What to do:
Pick out each line in the records below that contains the string "logo", and copy those lines.

Layout annotation data:
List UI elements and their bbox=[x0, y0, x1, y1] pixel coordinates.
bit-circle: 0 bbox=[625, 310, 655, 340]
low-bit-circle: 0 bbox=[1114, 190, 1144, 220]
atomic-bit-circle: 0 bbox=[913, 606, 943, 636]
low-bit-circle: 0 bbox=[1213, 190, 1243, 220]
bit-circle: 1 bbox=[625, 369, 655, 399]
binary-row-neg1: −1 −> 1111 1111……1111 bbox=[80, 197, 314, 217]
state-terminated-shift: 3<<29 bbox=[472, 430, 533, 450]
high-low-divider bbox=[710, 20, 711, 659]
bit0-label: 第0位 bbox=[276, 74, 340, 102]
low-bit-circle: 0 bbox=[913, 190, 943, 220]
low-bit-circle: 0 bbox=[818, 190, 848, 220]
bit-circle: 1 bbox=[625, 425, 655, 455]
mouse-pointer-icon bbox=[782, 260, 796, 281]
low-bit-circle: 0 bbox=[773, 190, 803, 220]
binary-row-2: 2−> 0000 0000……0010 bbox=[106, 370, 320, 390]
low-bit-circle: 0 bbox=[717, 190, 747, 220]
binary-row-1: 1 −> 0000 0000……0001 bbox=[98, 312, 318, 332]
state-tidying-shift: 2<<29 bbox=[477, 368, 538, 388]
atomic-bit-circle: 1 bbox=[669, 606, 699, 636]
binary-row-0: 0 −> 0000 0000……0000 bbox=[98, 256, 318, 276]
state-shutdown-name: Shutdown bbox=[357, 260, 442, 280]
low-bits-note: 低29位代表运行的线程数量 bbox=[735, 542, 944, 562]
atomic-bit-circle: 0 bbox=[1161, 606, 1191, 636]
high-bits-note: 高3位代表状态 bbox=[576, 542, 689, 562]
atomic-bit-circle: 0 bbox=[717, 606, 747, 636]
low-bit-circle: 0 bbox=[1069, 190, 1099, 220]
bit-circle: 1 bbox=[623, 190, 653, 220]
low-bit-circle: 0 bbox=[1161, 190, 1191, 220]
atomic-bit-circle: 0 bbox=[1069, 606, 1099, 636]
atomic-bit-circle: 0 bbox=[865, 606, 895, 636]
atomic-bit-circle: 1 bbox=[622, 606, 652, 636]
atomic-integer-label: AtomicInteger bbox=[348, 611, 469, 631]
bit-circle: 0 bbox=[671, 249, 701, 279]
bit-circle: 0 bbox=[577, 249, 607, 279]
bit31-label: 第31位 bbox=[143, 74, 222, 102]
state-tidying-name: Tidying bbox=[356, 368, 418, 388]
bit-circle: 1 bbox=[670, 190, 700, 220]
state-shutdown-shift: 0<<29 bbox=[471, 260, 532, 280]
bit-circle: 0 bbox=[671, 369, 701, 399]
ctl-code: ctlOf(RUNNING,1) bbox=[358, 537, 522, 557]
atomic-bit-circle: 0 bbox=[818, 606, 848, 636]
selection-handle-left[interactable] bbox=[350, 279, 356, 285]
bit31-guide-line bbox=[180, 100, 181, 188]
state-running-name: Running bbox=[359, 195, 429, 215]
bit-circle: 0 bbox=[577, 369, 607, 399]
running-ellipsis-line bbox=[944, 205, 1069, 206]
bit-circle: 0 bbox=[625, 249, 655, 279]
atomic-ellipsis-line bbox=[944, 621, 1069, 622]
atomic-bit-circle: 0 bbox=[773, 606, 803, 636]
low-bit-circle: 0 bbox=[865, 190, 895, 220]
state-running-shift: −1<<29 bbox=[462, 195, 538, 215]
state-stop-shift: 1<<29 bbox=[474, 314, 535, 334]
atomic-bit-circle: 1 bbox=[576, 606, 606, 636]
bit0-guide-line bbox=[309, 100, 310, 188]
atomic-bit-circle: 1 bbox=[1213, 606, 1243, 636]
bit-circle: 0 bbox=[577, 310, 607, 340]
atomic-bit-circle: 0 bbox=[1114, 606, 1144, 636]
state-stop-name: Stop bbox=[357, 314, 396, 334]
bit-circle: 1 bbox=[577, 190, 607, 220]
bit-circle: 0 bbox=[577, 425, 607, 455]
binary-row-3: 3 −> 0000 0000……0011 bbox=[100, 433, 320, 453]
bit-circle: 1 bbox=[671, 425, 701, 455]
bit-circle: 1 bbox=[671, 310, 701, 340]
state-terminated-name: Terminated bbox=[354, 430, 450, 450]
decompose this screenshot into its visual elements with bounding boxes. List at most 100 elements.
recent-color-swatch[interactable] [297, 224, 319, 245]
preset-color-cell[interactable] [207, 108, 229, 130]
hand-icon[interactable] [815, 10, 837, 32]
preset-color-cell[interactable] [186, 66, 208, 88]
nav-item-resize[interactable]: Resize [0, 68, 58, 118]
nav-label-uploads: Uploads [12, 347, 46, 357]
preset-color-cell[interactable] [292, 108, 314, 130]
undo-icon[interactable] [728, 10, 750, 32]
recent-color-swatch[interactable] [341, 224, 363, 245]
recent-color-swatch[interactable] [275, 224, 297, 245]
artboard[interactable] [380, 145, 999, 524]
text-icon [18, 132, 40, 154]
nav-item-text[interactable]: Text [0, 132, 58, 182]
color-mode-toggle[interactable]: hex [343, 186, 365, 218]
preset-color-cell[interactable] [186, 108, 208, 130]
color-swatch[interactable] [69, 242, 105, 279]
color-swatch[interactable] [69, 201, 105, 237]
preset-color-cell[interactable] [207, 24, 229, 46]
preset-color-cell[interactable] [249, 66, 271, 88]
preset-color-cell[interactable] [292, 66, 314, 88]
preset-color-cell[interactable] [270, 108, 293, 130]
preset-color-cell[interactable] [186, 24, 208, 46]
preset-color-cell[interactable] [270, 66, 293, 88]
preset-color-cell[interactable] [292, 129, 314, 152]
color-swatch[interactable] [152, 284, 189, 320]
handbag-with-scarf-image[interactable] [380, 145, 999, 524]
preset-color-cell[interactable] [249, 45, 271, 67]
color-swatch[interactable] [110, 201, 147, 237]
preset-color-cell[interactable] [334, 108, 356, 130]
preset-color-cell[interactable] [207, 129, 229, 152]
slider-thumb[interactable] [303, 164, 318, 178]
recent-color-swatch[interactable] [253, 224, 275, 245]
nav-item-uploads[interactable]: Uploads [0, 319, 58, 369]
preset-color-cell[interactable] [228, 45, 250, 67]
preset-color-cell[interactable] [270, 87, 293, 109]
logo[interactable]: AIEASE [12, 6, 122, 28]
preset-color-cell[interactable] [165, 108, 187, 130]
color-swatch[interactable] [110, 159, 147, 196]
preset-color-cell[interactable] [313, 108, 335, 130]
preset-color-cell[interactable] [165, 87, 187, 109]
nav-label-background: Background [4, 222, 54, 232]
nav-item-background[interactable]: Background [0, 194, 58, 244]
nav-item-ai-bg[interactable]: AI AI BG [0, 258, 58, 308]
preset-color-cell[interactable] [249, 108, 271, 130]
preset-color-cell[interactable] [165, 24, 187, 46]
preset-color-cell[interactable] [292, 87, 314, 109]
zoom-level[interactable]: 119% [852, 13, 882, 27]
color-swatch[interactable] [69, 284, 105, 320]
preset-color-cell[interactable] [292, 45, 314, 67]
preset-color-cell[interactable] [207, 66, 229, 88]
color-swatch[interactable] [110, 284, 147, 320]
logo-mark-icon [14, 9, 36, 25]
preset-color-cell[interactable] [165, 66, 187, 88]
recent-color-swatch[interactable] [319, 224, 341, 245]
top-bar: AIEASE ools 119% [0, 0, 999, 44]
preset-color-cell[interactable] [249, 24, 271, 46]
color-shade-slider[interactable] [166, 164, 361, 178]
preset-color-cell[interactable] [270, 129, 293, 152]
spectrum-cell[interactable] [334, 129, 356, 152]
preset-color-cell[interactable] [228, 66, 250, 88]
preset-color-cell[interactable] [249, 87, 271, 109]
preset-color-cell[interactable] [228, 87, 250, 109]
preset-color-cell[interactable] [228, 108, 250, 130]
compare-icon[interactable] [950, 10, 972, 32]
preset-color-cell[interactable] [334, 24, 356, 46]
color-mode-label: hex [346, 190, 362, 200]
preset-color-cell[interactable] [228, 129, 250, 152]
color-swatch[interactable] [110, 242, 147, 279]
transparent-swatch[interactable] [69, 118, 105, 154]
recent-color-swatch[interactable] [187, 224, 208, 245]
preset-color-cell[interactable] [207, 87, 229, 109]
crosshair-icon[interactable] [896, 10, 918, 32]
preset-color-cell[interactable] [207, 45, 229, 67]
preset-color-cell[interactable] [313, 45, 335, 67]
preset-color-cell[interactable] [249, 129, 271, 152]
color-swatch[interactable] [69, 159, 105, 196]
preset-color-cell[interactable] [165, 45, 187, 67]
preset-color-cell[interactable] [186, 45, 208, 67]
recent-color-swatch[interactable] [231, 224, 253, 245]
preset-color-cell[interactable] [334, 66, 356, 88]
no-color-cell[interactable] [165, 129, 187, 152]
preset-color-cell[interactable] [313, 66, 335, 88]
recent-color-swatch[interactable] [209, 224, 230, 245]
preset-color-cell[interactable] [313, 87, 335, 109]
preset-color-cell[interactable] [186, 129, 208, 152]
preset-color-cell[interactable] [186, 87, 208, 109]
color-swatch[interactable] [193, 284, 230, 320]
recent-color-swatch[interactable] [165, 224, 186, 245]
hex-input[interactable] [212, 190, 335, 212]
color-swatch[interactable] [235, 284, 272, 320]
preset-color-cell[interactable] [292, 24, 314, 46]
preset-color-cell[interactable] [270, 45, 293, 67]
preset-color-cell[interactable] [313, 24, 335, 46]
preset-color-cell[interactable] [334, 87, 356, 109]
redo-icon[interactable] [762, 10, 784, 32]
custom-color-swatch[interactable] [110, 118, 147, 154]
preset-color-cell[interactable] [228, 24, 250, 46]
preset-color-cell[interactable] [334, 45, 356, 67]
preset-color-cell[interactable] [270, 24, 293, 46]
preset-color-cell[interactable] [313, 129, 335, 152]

Response to this task:
logo[interactable]: AIEASE [12, 6, 122, 28]
logo-mark-icon [14, 9, 36, 25]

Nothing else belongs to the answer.